### Written task
Copy each line where the word "true" occurs.

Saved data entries
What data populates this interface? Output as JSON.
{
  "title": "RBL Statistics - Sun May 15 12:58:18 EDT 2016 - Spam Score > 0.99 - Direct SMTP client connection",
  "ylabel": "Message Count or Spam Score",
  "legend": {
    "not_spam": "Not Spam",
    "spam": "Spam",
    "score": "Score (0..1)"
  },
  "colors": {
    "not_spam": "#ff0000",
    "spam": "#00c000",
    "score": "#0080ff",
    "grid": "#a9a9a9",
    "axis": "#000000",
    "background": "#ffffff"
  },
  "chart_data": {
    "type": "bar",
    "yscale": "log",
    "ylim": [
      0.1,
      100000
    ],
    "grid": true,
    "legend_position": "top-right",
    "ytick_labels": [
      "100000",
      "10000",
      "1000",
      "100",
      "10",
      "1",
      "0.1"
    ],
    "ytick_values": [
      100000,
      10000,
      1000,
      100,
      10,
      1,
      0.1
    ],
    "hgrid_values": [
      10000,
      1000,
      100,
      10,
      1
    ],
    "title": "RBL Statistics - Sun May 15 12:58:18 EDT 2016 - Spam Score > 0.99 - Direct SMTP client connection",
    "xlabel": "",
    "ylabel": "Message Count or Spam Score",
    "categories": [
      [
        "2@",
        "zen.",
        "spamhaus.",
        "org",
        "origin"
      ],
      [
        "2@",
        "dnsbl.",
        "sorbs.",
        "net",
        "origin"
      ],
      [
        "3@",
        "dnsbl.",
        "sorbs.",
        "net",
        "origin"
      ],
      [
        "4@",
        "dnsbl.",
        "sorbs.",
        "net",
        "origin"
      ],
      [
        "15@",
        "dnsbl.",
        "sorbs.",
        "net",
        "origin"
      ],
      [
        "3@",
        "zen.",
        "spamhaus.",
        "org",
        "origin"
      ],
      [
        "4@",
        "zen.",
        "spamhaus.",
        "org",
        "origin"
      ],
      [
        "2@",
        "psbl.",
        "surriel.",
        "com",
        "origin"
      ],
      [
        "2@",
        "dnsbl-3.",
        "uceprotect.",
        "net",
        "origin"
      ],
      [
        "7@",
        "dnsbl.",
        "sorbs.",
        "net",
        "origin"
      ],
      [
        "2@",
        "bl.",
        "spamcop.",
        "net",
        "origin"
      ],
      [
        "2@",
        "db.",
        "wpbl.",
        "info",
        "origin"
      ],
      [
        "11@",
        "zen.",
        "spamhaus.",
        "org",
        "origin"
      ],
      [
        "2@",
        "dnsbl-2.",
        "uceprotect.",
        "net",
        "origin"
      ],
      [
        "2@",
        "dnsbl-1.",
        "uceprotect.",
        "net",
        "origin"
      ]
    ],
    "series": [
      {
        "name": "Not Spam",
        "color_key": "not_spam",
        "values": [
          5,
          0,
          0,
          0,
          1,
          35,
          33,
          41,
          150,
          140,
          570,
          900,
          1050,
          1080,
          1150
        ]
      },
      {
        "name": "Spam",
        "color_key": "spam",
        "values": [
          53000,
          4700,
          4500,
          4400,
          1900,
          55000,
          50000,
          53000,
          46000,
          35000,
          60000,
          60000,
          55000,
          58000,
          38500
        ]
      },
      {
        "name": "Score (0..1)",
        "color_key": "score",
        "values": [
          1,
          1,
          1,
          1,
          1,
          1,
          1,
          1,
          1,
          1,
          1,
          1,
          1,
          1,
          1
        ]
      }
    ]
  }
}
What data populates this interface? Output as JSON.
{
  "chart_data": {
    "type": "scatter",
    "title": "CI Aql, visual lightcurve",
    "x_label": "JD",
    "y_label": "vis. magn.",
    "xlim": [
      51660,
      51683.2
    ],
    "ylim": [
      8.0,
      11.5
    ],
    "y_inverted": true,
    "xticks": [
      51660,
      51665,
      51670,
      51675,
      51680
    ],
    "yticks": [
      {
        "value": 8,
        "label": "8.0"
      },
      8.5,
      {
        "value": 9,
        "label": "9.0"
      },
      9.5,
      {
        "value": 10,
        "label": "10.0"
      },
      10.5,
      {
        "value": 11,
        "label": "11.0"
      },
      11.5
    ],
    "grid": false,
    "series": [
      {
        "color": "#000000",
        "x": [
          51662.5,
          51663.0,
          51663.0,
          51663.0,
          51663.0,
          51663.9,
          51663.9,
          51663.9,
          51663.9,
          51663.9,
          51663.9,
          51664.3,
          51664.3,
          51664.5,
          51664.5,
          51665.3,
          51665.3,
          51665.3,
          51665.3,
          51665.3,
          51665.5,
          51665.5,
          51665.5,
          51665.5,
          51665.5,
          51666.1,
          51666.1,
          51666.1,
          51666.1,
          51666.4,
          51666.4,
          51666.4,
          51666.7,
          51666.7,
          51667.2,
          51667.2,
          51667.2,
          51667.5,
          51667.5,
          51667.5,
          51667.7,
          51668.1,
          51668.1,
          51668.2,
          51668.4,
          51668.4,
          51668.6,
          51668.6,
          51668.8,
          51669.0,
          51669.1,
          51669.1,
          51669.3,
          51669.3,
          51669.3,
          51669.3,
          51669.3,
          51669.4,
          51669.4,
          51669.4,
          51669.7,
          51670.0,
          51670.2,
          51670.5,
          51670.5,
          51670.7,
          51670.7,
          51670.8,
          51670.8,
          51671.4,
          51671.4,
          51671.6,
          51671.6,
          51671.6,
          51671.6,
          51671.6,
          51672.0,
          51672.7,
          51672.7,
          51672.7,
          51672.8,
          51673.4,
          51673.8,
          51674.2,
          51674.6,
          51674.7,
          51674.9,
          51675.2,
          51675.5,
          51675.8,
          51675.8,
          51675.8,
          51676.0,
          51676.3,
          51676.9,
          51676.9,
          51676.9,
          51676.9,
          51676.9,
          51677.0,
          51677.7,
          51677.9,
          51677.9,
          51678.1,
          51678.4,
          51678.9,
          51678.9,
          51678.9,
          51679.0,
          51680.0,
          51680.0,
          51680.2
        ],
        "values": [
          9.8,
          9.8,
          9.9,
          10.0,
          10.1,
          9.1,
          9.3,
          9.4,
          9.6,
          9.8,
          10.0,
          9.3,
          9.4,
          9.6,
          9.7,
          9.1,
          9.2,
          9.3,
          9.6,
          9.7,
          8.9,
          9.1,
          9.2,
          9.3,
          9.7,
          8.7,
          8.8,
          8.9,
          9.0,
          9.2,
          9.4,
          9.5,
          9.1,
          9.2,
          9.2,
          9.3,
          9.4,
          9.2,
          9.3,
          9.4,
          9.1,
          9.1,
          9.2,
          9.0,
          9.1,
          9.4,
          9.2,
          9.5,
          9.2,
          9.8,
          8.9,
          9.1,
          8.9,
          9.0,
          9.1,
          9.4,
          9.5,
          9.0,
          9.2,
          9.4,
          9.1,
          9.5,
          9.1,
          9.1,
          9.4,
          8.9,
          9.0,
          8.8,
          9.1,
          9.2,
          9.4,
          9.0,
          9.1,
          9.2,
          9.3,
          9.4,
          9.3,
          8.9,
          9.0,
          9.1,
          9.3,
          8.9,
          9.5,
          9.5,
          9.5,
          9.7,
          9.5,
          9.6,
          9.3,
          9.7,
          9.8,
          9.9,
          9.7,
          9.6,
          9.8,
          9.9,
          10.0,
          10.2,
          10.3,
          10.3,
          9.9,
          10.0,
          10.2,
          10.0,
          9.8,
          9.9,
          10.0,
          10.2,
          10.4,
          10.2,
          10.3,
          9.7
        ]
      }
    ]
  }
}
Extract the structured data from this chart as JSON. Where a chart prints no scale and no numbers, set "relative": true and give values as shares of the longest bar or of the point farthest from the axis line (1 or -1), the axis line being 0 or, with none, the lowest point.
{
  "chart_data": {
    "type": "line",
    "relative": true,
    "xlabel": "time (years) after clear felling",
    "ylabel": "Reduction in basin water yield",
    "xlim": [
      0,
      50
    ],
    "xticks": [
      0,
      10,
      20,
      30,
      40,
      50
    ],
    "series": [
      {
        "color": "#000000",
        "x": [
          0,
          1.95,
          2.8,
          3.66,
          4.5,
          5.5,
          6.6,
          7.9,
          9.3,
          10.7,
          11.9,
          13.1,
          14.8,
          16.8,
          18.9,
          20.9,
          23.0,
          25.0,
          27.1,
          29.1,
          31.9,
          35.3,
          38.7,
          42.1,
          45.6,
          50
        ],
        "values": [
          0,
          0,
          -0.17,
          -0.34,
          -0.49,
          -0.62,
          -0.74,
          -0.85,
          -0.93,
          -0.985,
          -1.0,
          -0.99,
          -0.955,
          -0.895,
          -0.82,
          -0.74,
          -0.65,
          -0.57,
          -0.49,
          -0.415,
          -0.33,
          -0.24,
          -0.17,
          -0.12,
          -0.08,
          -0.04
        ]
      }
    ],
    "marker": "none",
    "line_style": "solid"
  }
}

### Expected answer
    "grid": true,
    "y_inverted": true,
Extract the structured data from this chart as JSON. Where a chart prints no scale and no numbers, set "relative": true and give values as shares of the longest bar or of the point farthest from the axis line (1 or -1), the axis line being 0 or, with none, the lowest point.
    "relative": true,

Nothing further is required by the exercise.